**EXERCISE OBJECTIVE**. Repeat the lines below exactly as they appear, but leave out the images.

**PROVIDED MATERIAL**.

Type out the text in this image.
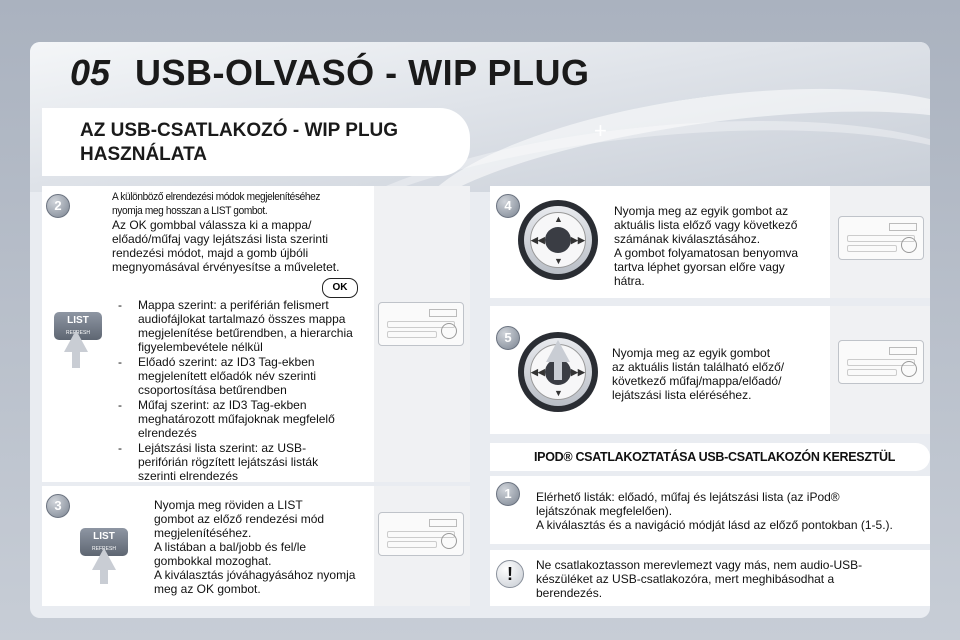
05 USB-OLVASÓ - WIP PLUG
+
AZ USB-CSATLAKOZÓ - WIP PLUG
HASZNÁLATA
2
A különböző elrendezési módok megjelenítéséhez
nyomja meg hosszan a LIST gombot.
Az OK gombbal válassza ki a mappa/
előadó/műfaj vagy lejátszási lista szerinti
rendezési módot, majd a gomb újbóli
megnyomásával érvényesítse a műveletet.
OK
- Mappa szerint: a periférián felismert
audiofájlokat tartalmazó összes mappa
megjelenítése betűrendben, a hierarchia
figyelembevétele nélkül
- Előadó szerint: az ID3 Tag-ekben
megjelenített előadók név szerinti
csoportosítása betűrendben
- Műfaj szerint: az ID3 Tag-ekben
meghatározott műfajoknak megfelelő
elrendezés
- Lejátszási lista szerint: az USB-
perifórián rögzített lejátszási listák
szerinti elrendezés
LIST
REFRESH
3	Nyomja meg röviden a LIST
gombot az előző rendezési mód
megjelenítéséhez.
A listában a bal/jobb és fel/le
gombokkal mozoghat.
A kiválasztás jóváhagyásához nyomja
meg az OK gombot.
LIST
REFRESH
4
▲
▼
◀◀	▶▶
Nyomja meg az egyik gombot az
aktuális lista előző vagy következő
számának kiválasztásához.
A gombot folyamatosan benyomva
tartva léphet gyorsan előre vagy
hátra.
5
▲
▼
◀◀	▶▶
Nyomja meg az egyik gombot
az aktuális listán található előző/
következő műfaj/mappa/előadó/
lejátszási lista eléréséhez.
IPOD® CSATLAKOZTATÁSA USB-CSATLAKOZÓN KERESZTÜL
1	Elérhető listák: előadó, műfaj és lejátszási lista (az iPod®
lejátszónak megfelelően).
A kiválasztás és a navigáció módját lásd az előző pontokban (1-5.).
!	Ne csatlakoztasson merevlemezt vagy más, nem audio-USB-
készüléket az USB-csatlakozóra, mert meghibásodhat a
berendezés.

**RESPONSE TO THIS EXERCISE**.
Type out the text in this image.
05 USB-OLVASÓ - WIP PLUG
+
AZ USB-CSATLAKOZÓ - WIP PLUG
HASZNÁLATA
2
A különböző elrendezési módok megjelenítéséhez
nyomja meg hosszan a LIST gombot.
Az OK gombbal válassza ki a mappa/
előadó/műfaj vagy lejátszási lista szerinti
rendezési módot, majd a gomb újbóli
megnyomásával érvényesítse a műveletet.
OK
- Mappa szerint: a periférián felismert
audiofájlokat tartalmazó összes mappa
megjelenítése betűrendben, a hierarchia
figyelembevétele nélkül
- Előadó szerint: az ID3 Tag-ekben
megjelenített előadók név szerinti
csoportosítása betűrendben
- Műfaj szerint: az ID3 Tag-ekben
meghatározott műfajoknak megfelelő
elrendezés
- Lejátszási lista szerint: az USB-
perifórián rögzített lejátszási listák
szerinti elrendezés
LIST
REFRESH
3	Nyomja meg röviden a LIST
gombot az előző rendezési mód
megjelenítéséhez.
A listában a bal/jobb és fel/le
gombokkal mozoghat.
A kiválasztás jóváhagyásához nyomja
meg az OK gombot.
LIST
REFRESH
4
▲
▼
◀◀	▶▶
Nyomja meg az egyik gombot az
aktuális lista előző vagy következő
számának kiválasztásához.
A gombot folyamatosan benyomva
tartva léphet gyorsan előre vagy
hátra.
5
▲
▼
◀◀	▶▶
Nyomja meg az egyik gombot
az aktuális listán található előző/
következő műfaj/mappa/előadó/
lejátszási lista eléréséhez.
IPOD® CSATLAKOZTATÁSA USB-CSATLAKOZÓN KERESZTÜL
1	Elérhető listák: előadó, műfaj és lejátszási lista (az iPod®
lejátszónak megfelelően).
A kiválasztás és a navigáció módját lásd az előző pontokban (1-5.).
!	Ne csatlakoztasson merevlemezt vagy más, nem audio-USB-
készüléket az USB-csatlakozóra, mert meghibásodhat a
berendezés.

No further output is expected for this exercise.